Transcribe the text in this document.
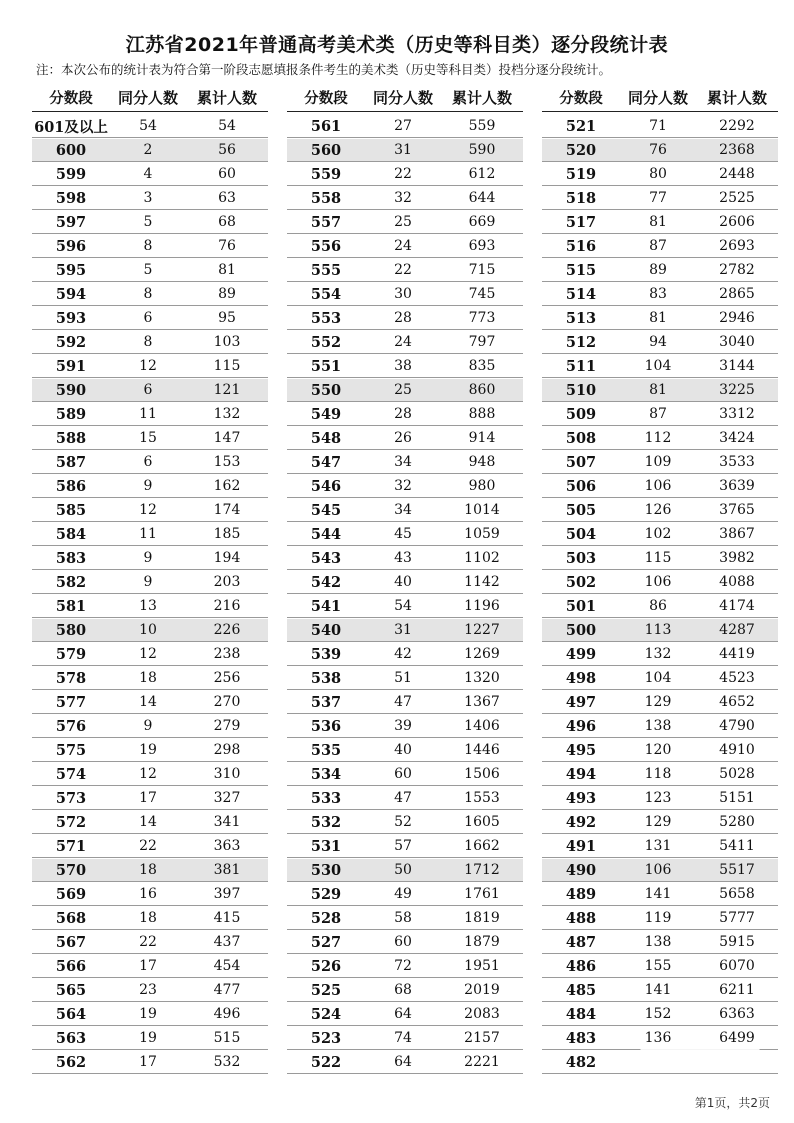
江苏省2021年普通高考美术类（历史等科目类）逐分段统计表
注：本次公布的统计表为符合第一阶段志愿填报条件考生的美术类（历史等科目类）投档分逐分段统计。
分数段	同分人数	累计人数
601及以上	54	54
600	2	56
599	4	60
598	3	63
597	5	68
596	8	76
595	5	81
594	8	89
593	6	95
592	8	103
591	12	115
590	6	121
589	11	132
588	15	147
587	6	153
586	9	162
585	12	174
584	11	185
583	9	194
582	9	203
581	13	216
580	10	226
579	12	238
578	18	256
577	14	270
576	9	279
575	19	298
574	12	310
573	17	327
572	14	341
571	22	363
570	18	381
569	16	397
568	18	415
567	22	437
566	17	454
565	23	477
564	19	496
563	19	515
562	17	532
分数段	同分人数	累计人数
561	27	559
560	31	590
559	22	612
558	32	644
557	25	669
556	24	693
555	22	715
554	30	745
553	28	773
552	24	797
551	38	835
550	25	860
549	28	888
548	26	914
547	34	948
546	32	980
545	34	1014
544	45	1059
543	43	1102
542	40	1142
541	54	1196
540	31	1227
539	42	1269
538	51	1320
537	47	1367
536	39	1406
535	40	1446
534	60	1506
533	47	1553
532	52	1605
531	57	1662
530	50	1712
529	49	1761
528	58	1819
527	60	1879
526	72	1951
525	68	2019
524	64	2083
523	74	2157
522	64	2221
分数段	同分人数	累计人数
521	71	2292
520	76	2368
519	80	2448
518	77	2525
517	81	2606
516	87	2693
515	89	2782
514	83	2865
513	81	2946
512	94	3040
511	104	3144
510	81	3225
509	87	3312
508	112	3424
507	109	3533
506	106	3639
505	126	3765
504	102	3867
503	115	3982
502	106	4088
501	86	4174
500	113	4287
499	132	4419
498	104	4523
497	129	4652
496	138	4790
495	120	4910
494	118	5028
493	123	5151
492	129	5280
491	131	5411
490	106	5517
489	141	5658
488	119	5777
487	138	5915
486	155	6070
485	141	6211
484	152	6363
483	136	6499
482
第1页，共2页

----------

**Written task**: Leave the images out, please, and restate each line word for word.

**In response**:
Transcribe the text in this document.
江苏省2021年普通高考美术类（历史等科目类）逐分段统计表
注：本次公布的统计表为符合第一阶段志愿填报条件考生的美术类（历史等科目类）投档分逐分段统计。
分数段	同分人数	累计人数
601及以上	54	54
600	2	56
599	4	60
598	3	63
597	5	68
596	8	76
595	5	81
594	8	89
593	6	95
592	8	103
591	12	115
590	6	121
589	11	132
588	15	147
587	6	153
586	9	162
585	12	174
584	11	185
583	9	194
582	9	203
581	13	216
580	10	226
579	12	238
578	18	256
577	14	270
576	9	279
575	19	298
574	12	310
573	17	327
572	14	341
571	22	363
570	18	381
569	16	397
568	18	415
567	22	437
566	17	454
565	23	477
564	19	496
563	19	515
562	17	532
分数段	同分人数	累计人数
561	27	559
560	31	590
559	22	612
558	32	644
557	25	669
556	24	693
555	22	715
554	30	745
553	28	773
552	24	797
551	38	835
550	25	860
549	28	888
548	26	914
547	34	948
546	32	980
545	34	1014
544	45	1059
543	43	1102
542	40	1142
541	54	1196
540	31	1227
539	42	1269
538	51	1320
537	47	1367
536	39	1406
535	40	1446
534	60	1506
533	47	1553
532	52	1605
531	57	1662
530	50	1712
529	49	1761
528	58	1819
527	60	1879
526	72	1951
525	68	2019
524	64	2083
523	74	2157
522	64	2221
分数段	同分人数	累计人数
521	71	2292
520	76	2368
519	80	2448
518	77	2525
517	81	2606
516	87	2693
515	89	2782
514	83	2865
513	81	2946
512	94	3040
511	104	3144
510	81	3225
509	87	3312
508	112	3424
507	109	3533
506	106	3639
505	126	3765
504	102	3867
503	115	3982
502	106	4088
501	86	4174
500	113	4287
499	132	4419
498	104	4523
497	129	4652
496	138	4790
495	120	4910
494	118	5028
493	123	5151
492	129	5280
491	131	5411
490	106	5517
489	141	5658
488	119	5777
487	138	5915
486	155	6070
485	141	6211
484	152	6363
483	136	6499
482
第1页，共2页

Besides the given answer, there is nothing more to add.